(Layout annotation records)

******************************

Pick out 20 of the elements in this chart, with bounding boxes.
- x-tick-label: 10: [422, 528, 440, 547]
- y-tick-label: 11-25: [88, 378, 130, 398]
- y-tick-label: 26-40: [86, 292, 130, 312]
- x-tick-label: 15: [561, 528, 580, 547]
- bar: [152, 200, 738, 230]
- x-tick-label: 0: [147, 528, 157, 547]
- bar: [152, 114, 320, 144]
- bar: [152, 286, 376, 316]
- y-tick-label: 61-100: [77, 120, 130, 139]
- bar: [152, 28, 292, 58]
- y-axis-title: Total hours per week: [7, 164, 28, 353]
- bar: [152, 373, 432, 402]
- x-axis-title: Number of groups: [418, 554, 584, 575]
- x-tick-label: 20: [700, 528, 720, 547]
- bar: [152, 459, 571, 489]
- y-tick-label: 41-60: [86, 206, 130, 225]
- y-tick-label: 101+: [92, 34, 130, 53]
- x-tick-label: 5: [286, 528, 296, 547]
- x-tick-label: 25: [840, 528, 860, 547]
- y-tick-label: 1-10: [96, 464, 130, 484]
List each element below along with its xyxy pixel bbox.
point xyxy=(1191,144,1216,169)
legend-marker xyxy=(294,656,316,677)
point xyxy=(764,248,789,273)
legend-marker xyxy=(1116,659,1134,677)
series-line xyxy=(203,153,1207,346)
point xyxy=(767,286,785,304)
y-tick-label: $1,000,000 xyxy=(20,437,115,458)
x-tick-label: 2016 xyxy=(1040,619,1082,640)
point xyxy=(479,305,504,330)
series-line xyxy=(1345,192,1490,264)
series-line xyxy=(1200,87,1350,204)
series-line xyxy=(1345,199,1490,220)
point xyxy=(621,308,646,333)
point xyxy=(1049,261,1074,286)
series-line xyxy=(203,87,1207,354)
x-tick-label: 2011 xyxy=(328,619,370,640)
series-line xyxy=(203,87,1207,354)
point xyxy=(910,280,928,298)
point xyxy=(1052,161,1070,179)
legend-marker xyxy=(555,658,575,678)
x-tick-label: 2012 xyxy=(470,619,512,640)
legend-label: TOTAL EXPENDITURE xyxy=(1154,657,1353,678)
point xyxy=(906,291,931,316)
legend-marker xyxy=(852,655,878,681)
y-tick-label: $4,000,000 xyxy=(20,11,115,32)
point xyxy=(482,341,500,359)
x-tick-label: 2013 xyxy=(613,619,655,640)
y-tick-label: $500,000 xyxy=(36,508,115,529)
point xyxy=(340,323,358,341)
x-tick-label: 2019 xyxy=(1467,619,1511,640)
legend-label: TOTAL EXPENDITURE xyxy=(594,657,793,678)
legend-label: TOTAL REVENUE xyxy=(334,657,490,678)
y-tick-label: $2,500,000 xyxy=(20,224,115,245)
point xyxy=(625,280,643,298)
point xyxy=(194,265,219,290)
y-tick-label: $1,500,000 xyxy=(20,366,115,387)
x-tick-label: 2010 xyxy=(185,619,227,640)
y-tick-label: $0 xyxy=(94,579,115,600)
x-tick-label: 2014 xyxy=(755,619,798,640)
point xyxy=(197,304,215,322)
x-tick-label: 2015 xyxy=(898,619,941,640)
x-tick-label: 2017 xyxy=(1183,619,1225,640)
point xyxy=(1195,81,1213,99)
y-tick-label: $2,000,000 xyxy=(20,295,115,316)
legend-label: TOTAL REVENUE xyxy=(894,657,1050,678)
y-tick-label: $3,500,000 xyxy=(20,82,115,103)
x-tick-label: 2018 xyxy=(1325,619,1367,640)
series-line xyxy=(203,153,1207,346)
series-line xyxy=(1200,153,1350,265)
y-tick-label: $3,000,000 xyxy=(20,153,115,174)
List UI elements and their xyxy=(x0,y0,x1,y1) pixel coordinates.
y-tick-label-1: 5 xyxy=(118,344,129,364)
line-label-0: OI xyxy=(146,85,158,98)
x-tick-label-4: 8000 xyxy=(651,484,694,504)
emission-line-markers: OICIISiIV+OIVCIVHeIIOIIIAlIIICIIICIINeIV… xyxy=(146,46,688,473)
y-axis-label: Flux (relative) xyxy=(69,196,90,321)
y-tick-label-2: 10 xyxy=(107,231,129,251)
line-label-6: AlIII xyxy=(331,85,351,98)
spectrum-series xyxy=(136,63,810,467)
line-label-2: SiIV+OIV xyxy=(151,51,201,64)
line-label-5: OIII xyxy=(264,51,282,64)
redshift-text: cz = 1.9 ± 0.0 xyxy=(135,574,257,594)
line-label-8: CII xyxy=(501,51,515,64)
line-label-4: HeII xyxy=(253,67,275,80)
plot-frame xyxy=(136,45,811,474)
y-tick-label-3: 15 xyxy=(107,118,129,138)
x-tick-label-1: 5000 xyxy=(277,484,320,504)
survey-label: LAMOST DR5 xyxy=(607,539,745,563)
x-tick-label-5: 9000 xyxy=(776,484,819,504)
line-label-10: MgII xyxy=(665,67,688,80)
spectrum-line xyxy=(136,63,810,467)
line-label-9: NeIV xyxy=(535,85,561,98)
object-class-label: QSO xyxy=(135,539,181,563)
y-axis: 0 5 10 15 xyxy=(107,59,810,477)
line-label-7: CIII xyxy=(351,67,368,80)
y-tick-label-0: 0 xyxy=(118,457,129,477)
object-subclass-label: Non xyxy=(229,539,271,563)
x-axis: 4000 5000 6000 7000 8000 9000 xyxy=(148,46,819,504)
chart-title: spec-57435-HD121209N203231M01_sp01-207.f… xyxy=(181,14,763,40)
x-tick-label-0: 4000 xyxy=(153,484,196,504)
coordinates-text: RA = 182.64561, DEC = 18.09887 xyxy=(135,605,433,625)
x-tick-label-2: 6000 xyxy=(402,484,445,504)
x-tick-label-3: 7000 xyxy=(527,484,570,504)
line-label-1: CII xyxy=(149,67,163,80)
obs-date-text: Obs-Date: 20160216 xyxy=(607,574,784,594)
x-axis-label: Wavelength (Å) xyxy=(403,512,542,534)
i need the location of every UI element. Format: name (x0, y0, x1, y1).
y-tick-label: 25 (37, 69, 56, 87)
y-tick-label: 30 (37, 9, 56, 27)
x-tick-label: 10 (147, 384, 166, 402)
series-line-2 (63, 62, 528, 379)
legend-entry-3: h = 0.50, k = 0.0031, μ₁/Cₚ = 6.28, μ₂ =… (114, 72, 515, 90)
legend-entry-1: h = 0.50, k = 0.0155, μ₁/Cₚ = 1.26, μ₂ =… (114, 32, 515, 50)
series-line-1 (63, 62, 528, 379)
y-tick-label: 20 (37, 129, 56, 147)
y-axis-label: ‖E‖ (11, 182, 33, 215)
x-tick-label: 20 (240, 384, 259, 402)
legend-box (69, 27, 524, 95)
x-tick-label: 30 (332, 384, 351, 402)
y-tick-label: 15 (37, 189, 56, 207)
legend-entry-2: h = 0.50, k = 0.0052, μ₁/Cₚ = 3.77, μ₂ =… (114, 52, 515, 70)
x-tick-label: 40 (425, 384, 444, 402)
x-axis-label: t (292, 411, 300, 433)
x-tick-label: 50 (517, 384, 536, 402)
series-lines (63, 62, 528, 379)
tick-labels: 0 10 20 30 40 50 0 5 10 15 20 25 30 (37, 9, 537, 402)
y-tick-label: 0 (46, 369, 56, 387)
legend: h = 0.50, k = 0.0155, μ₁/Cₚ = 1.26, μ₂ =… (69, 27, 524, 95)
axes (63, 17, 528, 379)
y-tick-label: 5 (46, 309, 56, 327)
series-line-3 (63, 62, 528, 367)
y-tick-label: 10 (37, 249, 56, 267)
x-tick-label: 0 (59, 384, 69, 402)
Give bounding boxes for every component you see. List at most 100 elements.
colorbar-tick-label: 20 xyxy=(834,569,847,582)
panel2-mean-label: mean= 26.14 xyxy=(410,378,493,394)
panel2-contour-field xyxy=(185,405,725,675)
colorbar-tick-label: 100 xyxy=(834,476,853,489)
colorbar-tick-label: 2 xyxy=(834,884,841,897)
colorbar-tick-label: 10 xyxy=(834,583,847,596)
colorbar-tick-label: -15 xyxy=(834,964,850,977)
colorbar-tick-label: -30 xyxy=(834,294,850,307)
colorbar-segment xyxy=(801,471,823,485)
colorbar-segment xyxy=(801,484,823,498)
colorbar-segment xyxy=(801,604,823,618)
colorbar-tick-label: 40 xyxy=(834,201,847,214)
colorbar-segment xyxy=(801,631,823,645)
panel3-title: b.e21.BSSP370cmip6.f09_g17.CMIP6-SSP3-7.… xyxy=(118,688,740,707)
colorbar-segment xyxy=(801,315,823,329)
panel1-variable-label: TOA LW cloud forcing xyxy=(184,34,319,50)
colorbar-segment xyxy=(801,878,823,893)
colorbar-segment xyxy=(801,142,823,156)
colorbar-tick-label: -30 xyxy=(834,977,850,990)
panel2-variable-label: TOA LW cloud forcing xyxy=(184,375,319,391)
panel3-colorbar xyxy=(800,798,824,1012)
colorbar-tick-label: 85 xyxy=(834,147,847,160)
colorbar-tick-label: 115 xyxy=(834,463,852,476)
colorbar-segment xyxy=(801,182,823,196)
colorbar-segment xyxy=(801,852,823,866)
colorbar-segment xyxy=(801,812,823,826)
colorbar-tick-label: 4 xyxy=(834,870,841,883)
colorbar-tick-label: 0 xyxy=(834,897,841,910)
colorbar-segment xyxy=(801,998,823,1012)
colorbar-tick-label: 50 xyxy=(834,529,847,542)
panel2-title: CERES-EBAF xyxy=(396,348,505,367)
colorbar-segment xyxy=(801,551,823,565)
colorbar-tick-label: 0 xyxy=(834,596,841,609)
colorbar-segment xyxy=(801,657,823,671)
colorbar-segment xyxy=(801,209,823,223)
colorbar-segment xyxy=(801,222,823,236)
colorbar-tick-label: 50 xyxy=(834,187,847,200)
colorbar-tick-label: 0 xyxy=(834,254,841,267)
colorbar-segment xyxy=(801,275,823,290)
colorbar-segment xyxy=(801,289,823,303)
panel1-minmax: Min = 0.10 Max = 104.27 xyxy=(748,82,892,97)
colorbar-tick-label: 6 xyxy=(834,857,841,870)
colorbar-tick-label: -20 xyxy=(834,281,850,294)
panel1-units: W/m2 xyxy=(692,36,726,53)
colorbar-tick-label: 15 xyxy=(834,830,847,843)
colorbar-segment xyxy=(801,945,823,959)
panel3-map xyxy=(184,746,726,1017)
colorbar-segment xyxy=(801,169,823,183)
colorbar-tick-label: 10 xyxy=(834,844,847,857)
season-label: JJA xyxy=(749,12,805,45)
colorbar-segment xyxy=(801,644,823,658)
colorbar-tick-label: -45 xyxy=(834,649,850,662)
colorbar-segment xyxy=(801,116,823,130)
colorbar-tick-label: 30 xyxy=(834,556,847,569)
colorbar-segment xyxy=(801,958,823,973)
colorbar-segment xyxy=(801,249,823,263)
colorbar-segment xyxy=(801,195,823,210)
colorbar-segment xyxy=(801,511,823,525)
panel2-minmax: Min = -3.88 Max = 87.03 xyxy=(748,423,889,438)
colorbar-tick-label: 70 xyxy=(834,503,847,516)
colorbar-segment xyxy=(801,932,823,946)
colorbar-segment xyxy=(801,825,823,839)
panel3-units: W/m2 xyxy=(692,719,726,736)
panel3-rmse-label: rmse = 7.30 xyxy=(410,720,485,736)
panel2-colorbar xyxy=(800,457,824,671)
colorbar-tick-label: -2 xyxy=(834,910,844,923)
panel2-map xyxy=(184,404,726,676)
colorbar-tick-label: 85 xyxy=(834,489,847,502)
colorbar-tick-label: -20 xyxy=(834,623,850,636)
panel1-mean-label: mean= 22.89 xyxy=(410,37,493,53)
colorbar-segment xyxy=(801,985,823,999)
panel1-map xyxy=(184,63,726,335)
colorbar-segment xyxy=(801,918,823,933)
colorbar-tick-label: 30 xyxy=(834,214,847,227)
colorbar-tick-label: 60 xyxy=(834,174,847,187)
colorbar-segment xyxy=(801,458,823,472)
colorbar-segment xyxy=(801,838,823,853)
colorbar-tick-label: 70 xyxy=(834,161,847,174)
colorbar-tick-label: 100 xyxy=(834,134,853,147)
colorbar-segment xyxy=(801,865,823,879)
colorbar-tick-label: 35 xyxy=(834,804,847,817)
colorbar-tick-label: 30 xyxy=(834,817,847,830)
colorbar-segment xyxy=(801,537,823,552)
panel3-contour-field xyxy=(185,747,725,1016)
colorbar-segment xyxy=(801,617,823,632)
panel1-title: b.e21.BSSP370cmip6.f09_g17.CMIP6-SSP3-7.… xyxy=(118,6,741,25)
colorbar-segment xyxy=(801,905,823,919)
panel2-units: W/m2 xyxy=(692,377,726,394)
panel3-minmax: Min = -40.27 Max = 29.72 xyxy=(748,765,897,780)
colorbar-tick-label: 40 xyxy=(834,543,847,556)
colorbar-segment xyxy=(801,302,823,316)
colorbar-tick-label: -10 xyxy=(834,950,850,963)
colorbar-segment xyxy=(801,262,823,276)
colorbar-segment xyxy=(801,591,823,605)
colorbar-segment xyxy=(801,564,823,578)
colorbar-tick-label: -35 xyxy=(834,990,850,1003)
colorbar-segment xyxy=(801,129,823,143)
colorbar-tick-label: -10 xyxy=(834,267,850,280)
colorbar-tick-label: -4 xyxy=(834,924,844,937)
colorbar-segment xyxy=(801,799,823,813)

******************************

Problem requirements: Copy the lines that run from the start of the records through the line containing "- bar: [152, 200, 738, 230]", with both of those lines included.

Response:
Pick out 20 of the elements in this chart, with bounding boxes.
- x-tick-label: 10: [422, 528, 440, 547]
- y-tick-label: 11-25: [88, 378, 130, 398]
- y-tick-label: 26-40: [86, 292, 130, 312]
- x-tick-label: 15: [561, 528, 580, 547]
- bar: [152, 200, 738, 230]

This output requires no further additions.